WHAT IS BEING ASKED: Lines that include the word "систематически" are the ones to copy.

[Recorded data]
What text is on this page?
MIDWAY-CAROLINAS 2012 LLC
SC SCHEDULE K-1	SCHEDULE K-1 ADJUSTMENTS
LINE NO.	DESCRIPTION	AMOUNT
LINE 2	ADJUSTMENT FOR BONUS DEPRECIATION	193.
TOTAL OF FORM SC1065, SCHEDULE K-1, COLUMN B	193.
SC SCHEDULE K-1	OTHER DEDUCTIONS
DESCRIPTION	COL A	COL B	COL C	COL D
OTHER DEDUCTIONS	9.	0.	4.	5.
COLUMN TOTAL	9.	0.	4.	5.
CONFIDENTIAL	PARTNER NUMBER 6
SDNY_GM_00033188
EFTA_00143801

--

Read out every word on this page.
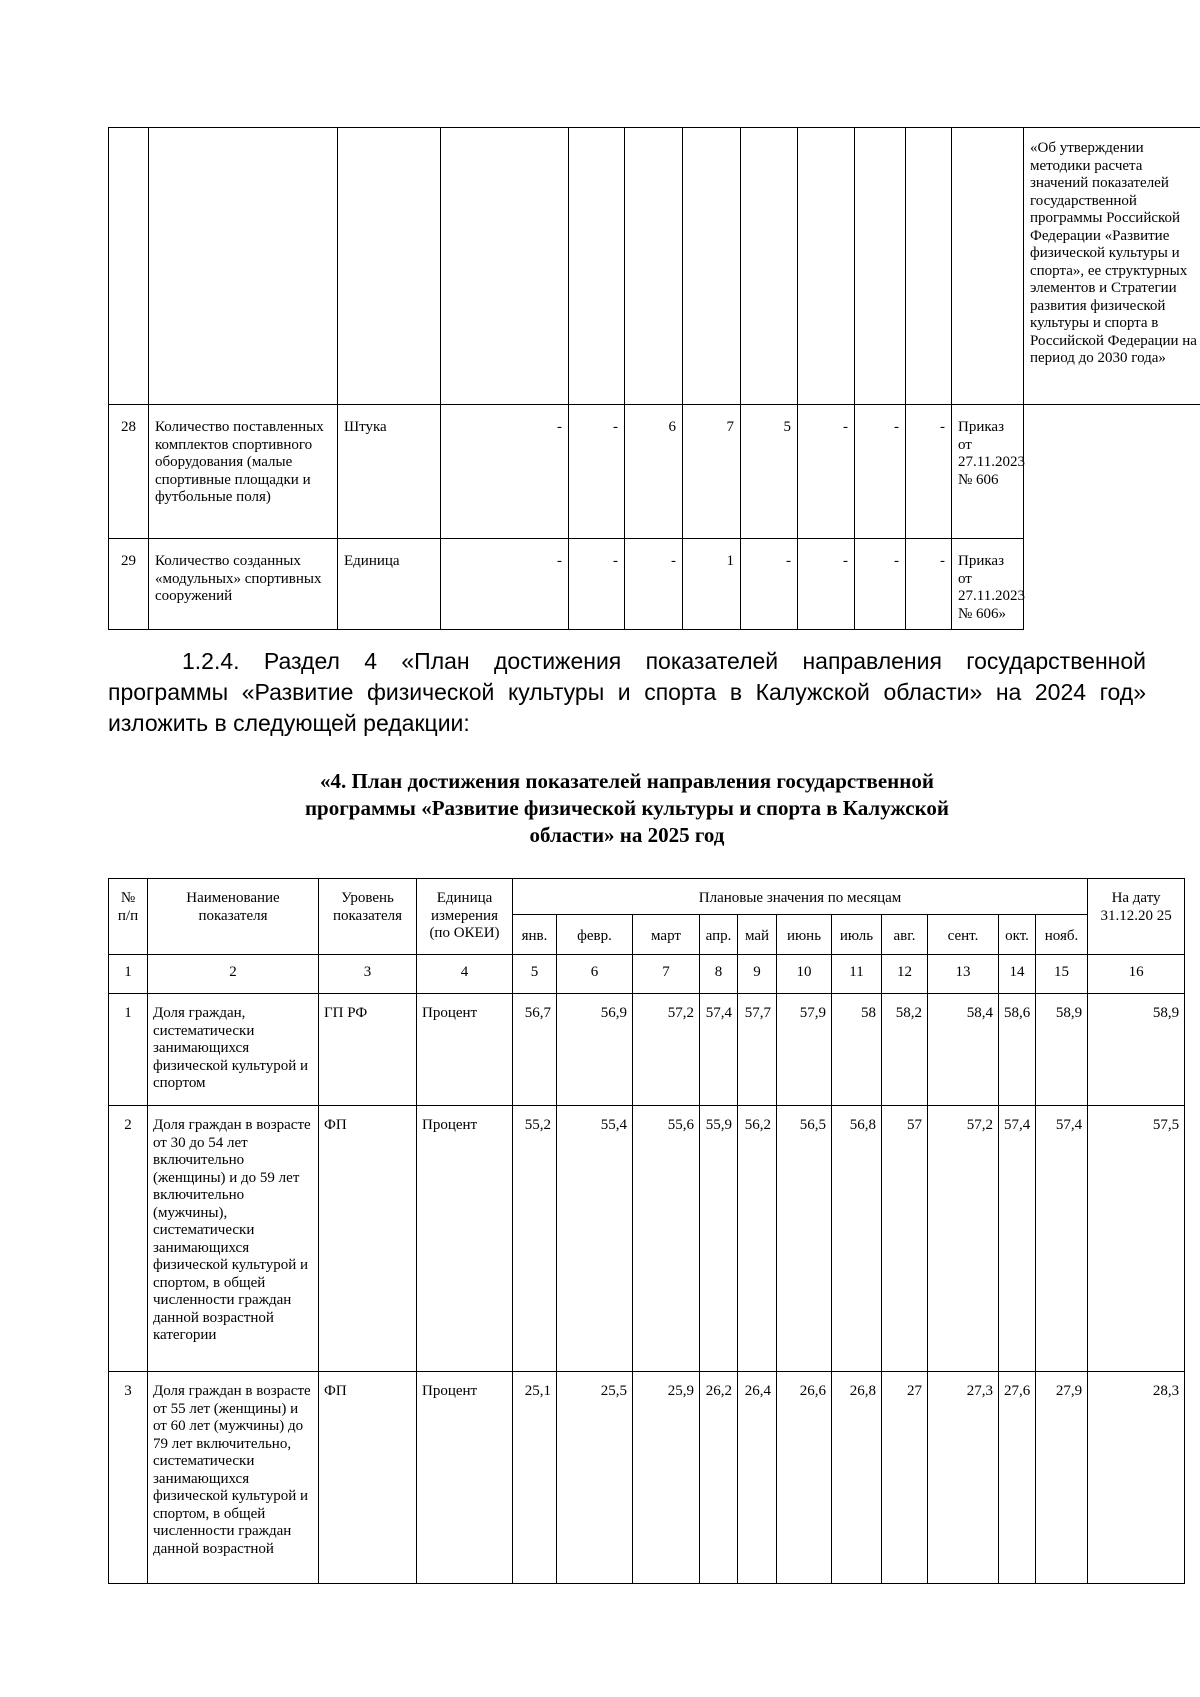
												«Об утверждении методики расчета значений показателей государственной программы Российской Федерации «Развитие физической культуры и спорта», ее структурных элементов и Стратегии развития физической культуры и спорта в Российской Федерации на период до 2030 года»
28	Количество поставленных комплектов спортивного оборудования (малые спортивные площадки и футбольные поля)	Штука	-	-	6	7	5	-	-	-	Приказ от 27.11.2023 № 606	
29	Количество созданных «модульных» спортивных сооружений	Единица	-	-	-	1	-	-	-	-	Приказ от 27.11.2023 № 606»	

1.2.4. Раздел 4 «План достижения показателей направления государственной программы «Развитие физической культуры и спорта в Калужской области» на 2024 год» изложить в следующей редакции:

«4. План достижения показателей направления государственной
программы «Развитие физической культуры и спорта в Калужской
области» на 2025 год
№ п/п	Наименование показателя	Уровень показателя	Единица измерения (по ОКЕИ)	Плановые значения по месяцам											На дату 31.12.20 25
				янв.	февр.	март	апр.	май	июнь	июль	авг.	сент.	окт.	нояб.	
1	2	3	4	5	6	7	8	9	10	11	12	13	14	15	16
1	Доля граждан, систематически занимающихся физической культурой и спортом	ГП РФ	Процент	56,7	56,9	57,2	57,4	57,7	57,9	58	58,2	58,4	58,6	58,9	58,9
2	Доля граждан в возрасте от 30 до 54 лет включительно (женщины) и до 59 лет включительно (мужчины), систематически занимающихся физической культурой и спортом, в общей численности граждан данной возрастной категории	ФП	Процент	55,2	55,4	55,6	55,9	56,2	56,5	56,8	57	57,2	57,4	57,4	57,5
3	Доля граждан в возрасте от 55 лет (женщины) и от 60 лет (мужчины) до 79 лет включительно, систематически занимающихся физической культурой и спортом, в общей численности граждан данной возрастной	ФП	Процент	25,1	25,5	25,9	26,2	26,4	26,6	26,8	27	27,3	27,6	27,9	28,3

ANSWER TO THE PROBLEM:
1	Доля граждан, систематически занимающихся физической культурой и спортом	ГП РФ	Процент	56,7	56,9	57,2	57,4	57,7	57,9	58	58,2	58,4	58,6	58,9	58,9
2	Доля граждан в возрасте от 30 до 54 лет включительно (женщины) и до 59 лет включительно (мужчины), систематически занимающихся физической культурой и спортом, в общей численности граждан данной возрастной категории	ФП	Процент	55,2	55,4	55,6	55,9	56,2	56,5	56,8	57	57,2	57,4	57,4	57,5
3	Доля граждан в возрасте от 55 лет (женщины) и от 60 лет (мужчины) до 79 лет включительно, систематически занимающихся физической культурой и спортом, в общей численности граждан данной возрастной	ФП	Процент	25,1	25,5	25,9	26,2	26,4	26,6	26,8	27	27,3	27,6	27,9	28,3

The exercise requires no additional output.